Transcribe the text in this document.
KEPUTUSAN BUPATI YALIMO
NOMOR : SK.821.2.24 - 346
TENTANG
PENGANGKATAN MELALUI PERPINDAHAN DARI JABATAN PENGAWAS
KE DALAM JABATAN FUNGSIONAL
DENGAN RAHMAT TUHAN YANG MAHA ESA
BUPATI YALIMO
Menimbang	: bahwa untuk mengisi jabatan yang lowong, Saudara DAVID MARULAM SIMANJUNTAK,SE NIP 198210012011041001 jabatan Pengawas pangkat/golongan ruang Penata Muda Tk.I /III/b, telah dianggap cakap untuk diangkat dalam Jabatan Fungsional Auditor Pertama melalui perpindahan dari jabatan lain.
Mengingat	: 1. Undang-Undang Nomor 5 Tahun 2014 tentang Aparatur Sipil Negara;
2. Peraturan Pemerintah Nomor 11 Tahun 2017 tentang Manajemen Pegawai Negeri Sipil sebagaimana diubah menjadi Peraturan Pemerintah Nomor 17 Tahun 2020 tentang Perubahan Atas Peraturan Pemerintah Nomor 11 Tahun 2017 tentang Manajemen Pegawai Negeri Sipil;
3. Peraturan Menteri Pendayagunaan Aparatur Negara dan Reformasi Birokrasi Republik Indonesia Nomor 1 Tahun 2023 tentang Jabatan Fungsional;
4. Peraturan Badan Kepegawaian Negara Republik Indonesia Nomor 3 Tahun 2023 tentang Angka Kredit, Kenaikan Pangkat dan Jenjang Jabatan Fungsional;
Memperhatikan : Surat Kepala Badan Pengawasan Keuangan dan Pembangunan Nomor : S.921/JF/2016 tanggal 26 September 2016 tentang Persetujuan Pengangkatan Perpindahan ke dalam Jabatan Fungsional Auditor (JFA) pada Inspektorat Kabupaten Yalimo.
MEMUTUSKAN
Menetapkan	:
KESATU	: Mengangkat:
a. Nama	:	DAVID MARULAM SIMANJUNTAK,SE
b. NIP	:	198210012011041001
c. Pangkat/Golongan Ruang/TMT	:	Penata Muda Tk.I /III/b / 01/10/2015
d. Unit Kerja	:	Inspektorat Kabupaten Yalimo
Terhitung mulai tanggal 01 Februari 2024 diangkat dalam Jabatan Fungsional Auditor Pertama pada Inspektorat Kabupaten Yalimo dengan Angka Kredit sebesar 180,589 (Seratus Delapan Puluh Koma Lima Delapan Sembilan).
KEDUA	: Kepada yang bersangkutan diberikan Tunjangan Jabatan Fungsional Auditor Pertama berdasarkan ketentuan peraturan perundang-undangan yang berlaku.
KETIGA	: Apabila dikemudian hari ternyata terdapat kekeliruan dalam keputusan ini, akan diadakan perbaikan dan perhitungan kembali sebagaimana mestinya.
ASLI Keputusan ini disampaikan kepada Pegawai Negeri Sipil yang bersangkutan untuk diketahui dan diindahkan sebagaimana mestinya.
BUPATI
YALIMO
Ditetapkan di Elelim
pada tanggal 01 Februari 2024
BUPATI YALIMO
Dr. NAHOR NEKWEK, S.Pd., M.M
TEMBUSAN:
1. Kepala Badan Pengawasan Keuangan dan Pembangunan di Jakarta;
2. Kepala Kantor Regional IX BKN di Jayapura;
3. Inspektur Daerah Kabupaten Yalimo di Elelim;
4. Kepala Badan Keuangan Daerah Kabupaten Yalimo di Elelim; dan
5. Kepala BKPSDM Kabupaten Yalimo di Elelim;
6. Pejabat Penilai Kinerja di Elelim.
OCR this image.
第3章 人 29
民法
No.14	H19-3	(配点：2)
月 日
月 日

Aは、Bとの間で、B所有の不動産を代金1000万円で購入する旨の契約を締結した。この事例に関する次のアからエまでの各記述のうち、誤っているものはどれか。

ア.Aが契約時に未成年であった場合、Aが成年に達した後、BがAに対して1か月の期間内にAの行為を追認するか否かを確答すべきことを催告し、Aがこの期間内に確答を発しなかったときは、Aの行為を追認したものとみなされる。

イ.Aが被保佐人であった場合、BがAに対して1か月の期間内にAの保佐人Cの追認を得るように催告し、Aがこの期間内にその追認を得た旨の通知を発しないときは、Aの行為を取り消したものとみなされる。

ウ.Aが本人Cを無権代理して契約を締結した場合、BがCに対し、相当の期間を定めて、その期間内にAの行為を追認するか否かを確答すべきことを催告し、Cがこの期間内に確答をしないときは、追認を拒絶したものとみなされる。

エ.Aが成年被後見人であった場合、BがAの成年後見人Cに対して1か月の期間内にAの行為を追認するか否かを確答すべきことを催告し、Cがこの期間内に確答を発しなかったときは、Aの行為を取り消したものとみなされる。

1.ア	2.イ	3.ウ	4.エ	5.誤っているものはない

------------

* [GIVEN TASK]: Your task is to output exactly the lines running from the one with "OCR this image." through the final line of the material above, with both ends included.

* [SOLUTION FOR THIS EXERCISE]:
OCR this image.
第3章 人 29
民法
No.14	H19-3	(配点：2)
月 日
月 日

Aは、Bとの間で、B所有の不動産を代金1000万円で購入する旨の契約を締結した。この事例に関する次のアからエまでの各記述のうち、誤っているものはどれか。

ア.Aが契約時に未成年であった場合、Aが成年に達した後、BがAに対して1か月の期間内にAの行為を追認するか否かを確答すべきことを催告し、Aがこの期間内に確答を発しなかったときは、Aの行為を追認したものとみなされる。

イ.Aが被保佐人であった場合、BがAに対して1か月の期間内にAの保佐人Cの追認を得るように催告し、Aがこの期間内にその追認を得た旨の通知を発しないときは、Aの行為を取り消したものとみなされる。

ウ.Aが本人Cを無権代理して契約を締結した場合、BがCに対し、相当の期間を定めて、その期間内にAの行為を追認するか否かを確答すべきことを催告し、Cがこの期間内に確答をしないときは、追認を拒絶したものとみなされる。

エ.Aが成年被後見人であった場合、BがAの成年後見人Cに対して1か月の期間内にAの行為を追認するか否かを確答すべきことを催告し、Cがこの期間内に確答を発しなかったときは、Aの行為を取り消したものとみなされる。

1.ア	2.イ	3.ウ	4.エ	5.誤っているものはない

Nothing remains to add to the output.